▼

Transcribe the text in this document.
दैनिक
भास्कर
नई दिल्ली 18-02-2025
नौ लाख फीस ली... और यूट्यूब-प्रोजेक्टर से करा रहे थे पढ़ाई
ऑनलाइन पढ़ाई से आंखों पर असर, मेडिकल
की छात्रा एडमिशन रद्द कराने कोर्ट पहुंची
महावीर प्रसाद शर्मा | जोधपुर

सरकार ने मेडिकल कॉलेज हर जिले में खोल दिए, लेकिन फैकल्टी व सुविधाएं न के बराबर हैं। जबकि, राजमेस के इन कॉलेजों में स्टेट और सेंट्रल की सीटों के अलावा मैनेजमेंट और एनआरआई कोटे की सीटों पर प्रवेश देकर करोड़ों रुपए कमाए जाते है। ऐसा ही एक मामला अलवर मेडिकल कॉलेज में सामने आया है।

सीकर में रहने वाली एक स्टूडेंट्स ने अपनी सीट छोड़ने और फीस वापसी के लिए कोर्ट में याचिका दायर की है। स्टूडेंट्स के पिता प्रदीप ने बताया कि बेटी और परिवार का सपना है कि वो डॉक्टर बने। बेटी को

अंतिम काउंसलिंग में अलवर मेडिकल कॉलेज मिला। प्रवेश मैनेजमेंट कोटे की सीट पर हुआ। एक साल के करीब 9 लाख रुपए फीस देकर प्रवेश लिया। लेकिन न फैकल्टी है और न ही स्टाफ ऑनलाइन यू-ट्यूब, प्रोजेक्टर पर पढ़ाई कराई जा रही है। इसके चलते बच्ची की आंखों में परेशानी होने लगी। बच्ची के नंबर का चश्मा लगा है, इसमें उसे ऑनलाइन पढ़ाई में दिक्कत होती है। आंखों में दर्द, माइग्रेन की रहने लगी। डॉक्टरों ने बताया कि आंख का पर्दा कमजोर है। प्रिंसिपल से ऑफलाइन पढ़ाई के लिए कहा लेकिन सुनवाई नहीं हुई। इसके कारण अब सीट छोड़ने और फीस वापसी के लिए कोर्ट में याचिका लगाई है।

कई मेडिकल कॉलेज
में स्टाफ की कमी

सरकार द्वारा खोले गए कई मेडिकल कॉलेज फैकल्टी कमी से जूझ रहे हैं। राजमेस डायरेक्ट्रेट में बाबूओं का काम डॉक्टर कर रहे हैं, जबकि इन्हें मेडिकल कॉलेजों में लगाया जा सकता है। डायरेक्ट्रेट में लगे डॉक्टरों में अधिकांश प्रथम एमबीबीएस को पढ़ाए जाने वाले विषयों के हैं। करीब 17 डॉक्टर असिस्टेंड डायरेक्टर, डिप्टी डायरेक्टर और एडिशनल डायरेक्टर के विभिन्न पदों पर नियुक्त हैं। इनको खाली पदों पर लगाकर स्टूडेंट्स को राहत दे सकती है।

▲

[WHAT THE EXERCISE ASKS]: Nothing should be left out: repeat all of the data exactly.

[FULL SOLUTION]:
Transcribe the text in this document.
दैनिक
भास्कर
नई दिल्ली 18-02-2025
नौ लाख फीस ली... और यूट्यूब-प्रोजेक्टर से करा रहे थे पढ़ाई
ऑनलाइन पढ़ाई से आंखों पर असर, मेडिकल
की छात्रा एडमिशन रद्द कराने कोर्ट पहुंची
महावीर प्रसाद शर्मा | जोधपुर

सरकार ने मेडिकल कॉलेज हर जिले में खोल दिए, लेकिन फैकल्टी व सुविधाएं न के बराबर हैं। जबकि, राजमेस के इन कॉलेजों में स्टेट और सेंट्रल की सीटों के अलावा मैनेजमेंट और एनआरआई कोटे की सीटों पर प्रवेश देकर करोड़ों रुपए कमाए जाते है। ऐसा ही एक मामला अलवर मेडिकल कॉलेज में सामने आया है।

सीकर में रहने वाली एक स्टूडेंट्स ने अपनी सीट छोड़ने और फीस वापसी के लिए कोर्ट में याचिका दायर की है। स्टूडेंट्स के पिता प्रदीप ने बताया कि बेटी और परिवार का सपना है कि वो डॉक्टर बने। बेटी को

अंतिम काउंसलिंग में अलवर मेडिकल कॉलेज मिला। प्रवेश मैनेजमेंट कोटे की सीट पर हुआ। एक साल के करीब 9 लाख रुपए फीस देकर प्रवेश लिया। लेकिन न फैकल्टी है और न ही स्टाफ ऑनलाइन यू-ट्यूब, प्रोजेक्टर पर पढ़ाई कराई जा रही है। इसके चलते बच्ची की आंखों में परेशानी होने लगी। बच्ची के नंबर का चश्मा लगा है, इसमें उसे ऑनलाइन पढ़ाई में दिक्कत होती है। आंखों में दर्द, माइग्रेन की रहने लगी। डॉक्टरों ने बताया कि आंख का पर्दा कमजोर है। प्रिंसिपल से ऑफलाइन पढ़ाई के लिए कहा लेकिन सुनवाई नहीं हुई। इसके कारण अब सीट छोड़ने और फीस वापसी के लिए कोर्ट में याचिका लगाई है।

कई मेडिकल कॉलेज
में स्टाफ की कमी

सरकार द्वारा खोले गए कई मेडिकल कॉलेज फैकल्टी कमी से जूझ रहे हैं। राजमेस डायरेक्ट्रेट में बाबूओं का काम डॉक्टर कर रहे हैं, जबकि इन्हें मेडिकल कॉलेजों में लगाया जा सकता है। डायरेक्ट्रेट में लगे डॉक्टरों में अधिकांश प्रथम एमबीबीएस को पढ़ाए जाने वाले विषयों के हैं। करीब 17 डॉक्टर असिस्टेंड डायरेक्टर, डिप्टी डायरेक्टर और एडिशनल डायरेक्टर के विभिन्न पदों पर नियुक्त हैं। इनको खाली पदों पर लगाकर स्टूडेंट्स को राहत दे सकती है।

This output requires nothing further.